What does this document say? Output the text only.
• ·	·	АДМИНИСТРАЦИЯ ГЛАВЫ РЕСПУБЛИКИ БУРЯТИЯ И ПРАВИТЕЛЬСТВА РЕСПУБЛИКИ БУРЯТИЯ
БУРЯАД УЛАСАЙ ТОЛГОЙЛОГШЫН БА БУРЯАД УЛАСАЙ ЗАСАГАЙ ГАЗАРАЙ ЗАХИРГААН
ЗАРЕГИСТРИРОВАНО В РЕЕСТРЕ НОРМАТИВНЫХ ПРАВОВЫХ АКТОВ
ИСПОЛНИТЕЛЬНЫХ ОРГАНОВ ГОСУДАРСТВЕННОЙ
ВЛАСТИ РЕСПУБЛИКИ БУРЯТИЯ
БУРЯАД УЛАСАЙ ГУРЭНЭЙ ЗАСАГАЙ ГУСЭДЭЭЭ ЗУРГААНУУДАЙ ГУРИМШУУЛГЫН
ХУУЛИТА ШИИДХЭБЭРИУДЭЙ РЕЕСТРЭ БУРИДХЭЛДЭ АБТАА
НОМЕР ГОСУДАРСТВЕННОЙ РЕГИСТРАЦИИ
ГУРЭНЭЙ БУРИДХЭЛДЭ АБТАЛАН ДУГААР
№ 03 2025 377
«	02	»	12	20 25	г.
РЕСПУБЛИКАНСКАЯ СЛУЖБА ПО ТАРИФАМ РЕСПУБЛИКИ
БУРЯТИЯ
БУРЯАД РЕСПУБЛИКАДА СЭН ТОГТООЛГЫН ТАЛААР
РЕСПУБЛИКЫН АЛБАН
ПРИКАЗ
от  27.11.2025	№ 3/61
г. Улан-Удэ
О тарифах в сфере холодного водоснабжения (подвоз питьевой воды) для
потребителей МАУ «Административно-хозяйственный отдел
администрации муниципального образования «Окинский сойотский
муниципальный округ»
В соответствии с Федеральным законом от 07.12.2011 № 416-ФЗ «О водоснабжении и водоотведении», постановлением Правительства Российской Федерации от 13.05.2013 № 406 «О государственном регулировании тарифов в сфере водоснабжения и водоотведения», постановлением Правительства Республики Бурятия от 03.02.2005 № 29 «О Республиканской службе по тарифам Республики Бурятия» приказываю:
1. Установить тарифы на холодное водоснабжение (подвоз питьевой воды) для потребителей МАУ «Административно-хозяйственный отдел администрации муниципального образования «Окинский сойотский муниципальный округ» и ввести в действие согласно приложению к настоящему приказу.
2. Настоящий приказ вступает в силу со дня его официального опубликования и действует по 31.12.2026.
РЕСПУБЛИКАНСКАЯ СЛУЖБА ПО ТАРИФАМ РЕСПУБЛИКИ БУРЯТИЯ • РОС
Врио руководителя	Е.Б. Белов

----

Task prompt:
The records above must be output exactly, in full.

Result for this exercise:
What does this document say? Output the text only.
• ·	·	АДМИНИСТРАЦИЯ ГЛАВЫ РЕСПУБЛИКИ БУРЯТИЯ И ПРАВИТЕЛЬСТВА РЕСПУБЛИКИ БУРЯТИЯ
БУРЯАД УЛАСАЙ ТОЛГОЙЛОГШЫН БА БУРЯАД УЛАСАЙ ЗАСАГАЙ ГАЗАРАЙ ЗАХИРГААН
ЗАРЕГИСТРИРОВАНО В РЕЕСТРЕ НОРМАТИВНЫХ ПРАВОВЫХ АКТОВ
ИСПОЛНИТЕЛЬНЫХ ОРГАНОВ ГОСУДАРСТВЕННОЙ
ВЛАСТИ РЕСПУБЛИКИ БУРЯТИЯ
БУРЯАД УЛАСАЙ ГУРЭНЭЙ ЗАСАГАЙ ГУСЭДЭЭЭ ЗУРГААНУУДАЙ ГУРИМШУУЛГЫН
ХУУЛИТА ШИИДХЭБЭРИУДЭЙ РЕЕСТРЭ БУРИДХЭЛДЭ АБТАА
НОМЕР ГОСУДАРСТВЕННОЙ РЕГИСТРАЦИИ
ГУРЭНЭЙ БУРИДХЭЛДЭ АБТАЛАН ДУГААР
№ 03 2025 377
«	02	»	12	20 25	г.
РЕСПУБЛИКАНСКАЯ СЛУЖБА ПО ТАРИФАМ РЕСПУБЛИКИ
БУРЯТИЯ
БУРЯАД РЕСПУБЛИКАДА СЭН ТОГТООЛГЫН ТАЛААР
РЕСПУБЛИКЫН АЛБАН
ПРИКАЗ
от  27.11.2025	№ 3/61
г. Улан-Удэ
О тарифах в сфере холодного водоснабжения (подвоз питьевой воды) для
потребителей МАУ «Административно-хозяйственный отдел
администрации муниципального образования «Окинский сойотский
муниципальный округ»
В соответствии с Федеральным законом от 07.12.2011 № 416-ФЗ «О водоснабжении и водоотведении», постановлением Правительства Российской Федерации от 13.05.2013 № 406 «О государственном регулировании тарифов в сфере водоснабжения и водоотведения», постановлением Правительства Республики Бурятия от 03.02.2005 № 29 «О Республиканской службе по тарифам Республики Бурятия» приказываю:
1. Установить тарифы на холодное водоснабжение (подвоз питьевой воды) для потребителей МАУ «Административно-хозяйственный отдел администрации муниципального образования «Окинский сойотский муниципальный округ» и ввести в действие согласно приложению к настоящему приказу.
2. Настоящий приказ вступает в силу со дня его официального опубликования и действует по 31.12.2026.
РЕСПУБЛИКАНСКАЯ СЛУЖБА ПО ТАРИФАМ РЕСПУБЛИКИ БУРЯТИЯ • РОС
Врио руководителя	Е.Б. Белов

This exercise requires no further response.